_Given task_: Copy out every line exactly, passing over the pictures.

_Supplied entries_:
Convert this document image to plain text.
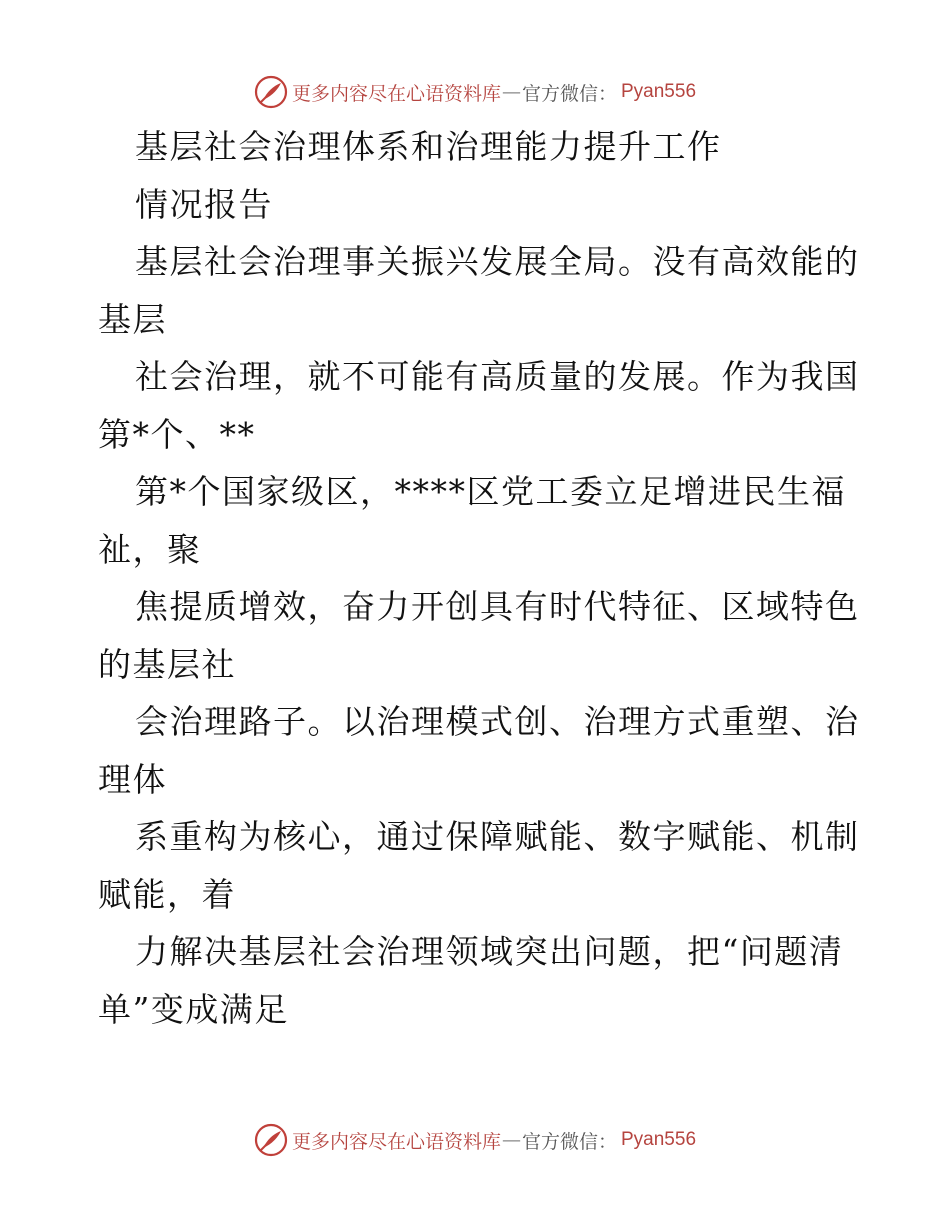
更多内容尽在心语资料库 — 官方微信： Pyan556
基层社会治理体系和治理能力提升工作
情况报告
基层社会治理事关振兴发展全局。没有高效能的
基层
社会治理，就不可能有高质量的发展。作为我国
第*个、**
第*个国家级区，****区党工委立足增进民生福
祉，聚
焦提质增效，奋力开创具有时代特征、区域特色
的基层社
会治理路子。以治理模式创、治理方式重塑、治
理体
系重构为核心，通过保障赋能、数字赋能、机制
赋能，着
力解决基层社会治理领域突出问题，把“问题清
单”变成满足
更多内容尽在心语资料库 — 官方微信： Pyan556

_Response below_:
Convert this document image to plain text.
更多内容尽在心语资料库 — 官方微信： Pyan556
基层社会治理体系和治理能力提升工作
情况报告
基层社会治理事关振兴发展全局。没有高效能的
基层
社会治理，就不可能有高质量的发展。作为我国
第*个、**
第*个国家级区，****区党工委立足增进民生福
祉，聚
焦提质增效，奋力开创具有时代特征、区域特色
的基层社
会治理路子。以治理模式创、治理方式重塑、治
理体
系重构为核心，通过保障赋能、数字赋能、机制
赋能，着
力解决基层社会治理领域突出问题，把“问题清
单”变成满足
更多内容尽在心语资料库 — 官方微信： Pyan556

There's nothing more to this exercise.